What is expected:
Write the material out again in full, word for word. Do not include the pictures.

Supplied entries:
—————

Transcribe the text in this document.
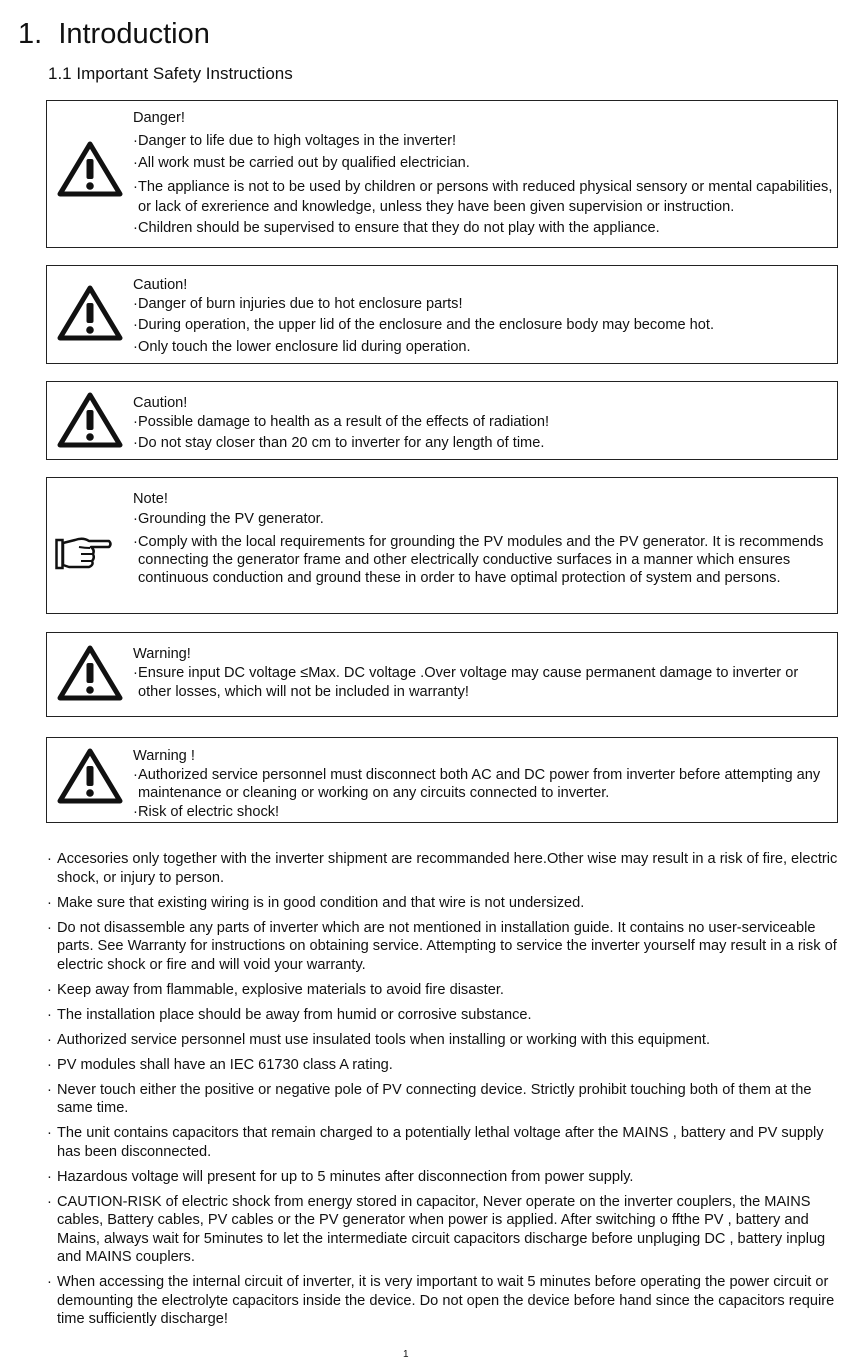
1. Introduction
1.1 Important Safety Instructions
Danger!
· Danger to life due to high voltages in the inverter!
· All work must be carried out by qualified electrician.
· The appliance is not to be used by children or persons with reduced physical sensory or mental capabilities, or lack of exrerience and knowledge, unless they have been given supervision or instruction.
· Children should be supervised to ensure that they do not play with the appliance.
Caution!
· Danger of burn injuries due to hot enclosure parts!
· During operation, the upper lid of the enclosure and the enclosure body may become hot.
· Only touch the lower enclosure lid during operation.
Caution!
· Possible damage to health as a result of the effects of radiation!
· Do not stay closer than 20 cm to inverter for any length of time.
Note!
· Grounding the PV generator.
· Comply with the local requirements for grounding the PV modules and the PV generator. It is recommends connecting the generator frame and other electrically conductive surfaces in a manner which ensures continuous conduction and ground these in order to have optimal protection of system and persons.
Warning!
· Ensure input DC voltage ≤Max. DC voltage .Over voltage may cause permanent damage to inverter or other losses, which will not be included in warranty!
Warning !
· Authorized service personnel must disconnect both AC and DC power from inverter before attempting any maintenance or cleaning or working on any circuits connected to inverter.
· Risk of electric shock!
· Accesories only together with the inverter shipment are recommanded here.Other wise may result in a risk of fire, electric shock, or injury to person.
· Make sure that existing wiring is in good condition and that wire is not undersized.
· Do not disassemble any parts of inverter which are not mentioned in installation guide. It contains no user-serviceable parts. See Warranty for instructions on obtaining service. Attempting to service the inverter yourself may result in a risk of electric shock or fire and will void your warranty.
· Keep away from flammable, explosive materials to avoid fire disaster.
· The installation place should be away from humid or corrosive substance.
· Authorized service personnel must use insulated tools when installing or working with this equipment.
· PV modules shall have an IEC 61730 class A rating.
· Never touch either the positive or negative pole of PV connecting device. Strictly prohibit touching both of them at the same time.
· The unit contains capacitors that remain charged to a potentially lethal voltage after the MAINS , battery and PV supply has been disconnected.
· Hazardous voltage will present for up to 5 minutes after disconnection from power supply.
· CAUTION-RISK of electric shock from energy stored in capacitor, Never operate on the inverter couplers, the MAINS cables, Battery cables, PV cables or the PV generator when power is applied. After switching o ffthe PV , battery and Mains, always wait for 5minutes to let the intermediate circuit capacitors discharge before unpluging DC , battery inplug and MAINS couplers.
· When accessing the internal circuit of inverter, it is very important to wait 5 minutes before operating the power circuit or demounting the electrolyte capacitors inside the device. Do not open the device before hand since the capacitors require time sufficiently discharge!
1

—————

Result of the exercise:
Transcribe the text in this document.
1. Introduction
1.1 Important Safety Instructions
Danger!
· Danger to life due to high voltages in the inverter!
· All work must be carried out by qualified electrician.
· The appliance is not to be used by children or persons with reduced physical sensory or mental capabilities, or lack of exrerience and knowledge, unless they have been given supervision or instruction.
· Children should be supervised to ensure that they do not play with the appliance.
Caution!
· Danger of burn injuries due to hot enclosure parts!
· During operation, the upper lid of the enclosure and the enclosure body may become hot.
· Only touch the lower enclosure lid during operation.
Caution!
· Possible damage to health as a result of the effects of radiation!
· Do not stay closer than 20 cm to inverter for any length of time.
Note!
· Grounding the PV generator.
· Comply with the local requirements for grounding the PV modules and the PV generator. It is recommends connecting the generator frame and other electrically conductive surfaces in a manner which ensures continuous conduction and ground these in order to have optimal protection of system and persons.
Warning!
· Ensure input DC voltage ≤Max. DC voltage .Over voltage may cause permanent damage to inverter or other losses, which will not be included in warranty!
Warning !
· Authorized service personnel must disconnect both AC and DC power from inverter before attempting any maintenance or cleaning or working on any circuits connected to inverter.
· Risk of electric shock!
· Accesories only together with the inverter shipment are recommanded here.Other wise may result in a risk of fire, electric shock, or injury to person.
· Make sure that existing wiring is in good condition and that wire is not undersized.
· Do not disassemble any parts of inverter which are not mentioned in installation guide. It contains no user-serviceable parts. See Warranty for instructions on obtaining service. Attempting to service the inverter yourself may result in a risk of electric shock or fire and will void your warranty.
· Keep away from flammable, explosive materials to avoid fire disaster.
· The installation place should be away from humid or corrosive substance.
· Authorized service personnel must use insulated tools when installing or working with this equipment.
· PV modules shall have an IEC 61730 class A rating.
· Never touch either the positive or negative pole of PV connecting device. Strictly prohibit touching both of them at the same time.
· The unit contains capacitors that remain charged to a potentially lethal voltage after the MAINS , battery and PV supply has been disconnected.
· Hazardous voltage will present for up to 5 minutes after disconnection from power supply.
· CAUTION-RISK of electric shock from energy stored in capacitor, Never operate on the inverter couplers, the MAINS cables, Battery cables, PV cables or the PV generator when power is applied. After switching o ffthe PV , battery and Mains, always wait for 5minutes to let the intermediate circuit capacitors discharge before unpluging DC , battery inplug and MAINS couplers.
· When accessing the internal circuit of inverter, it is very important to wait 5 minutes before operating the power circuit or demounting the electrolyte capacitors inside the device. Do not open the device before hand since the capacitors require time sufficiently discharge!
1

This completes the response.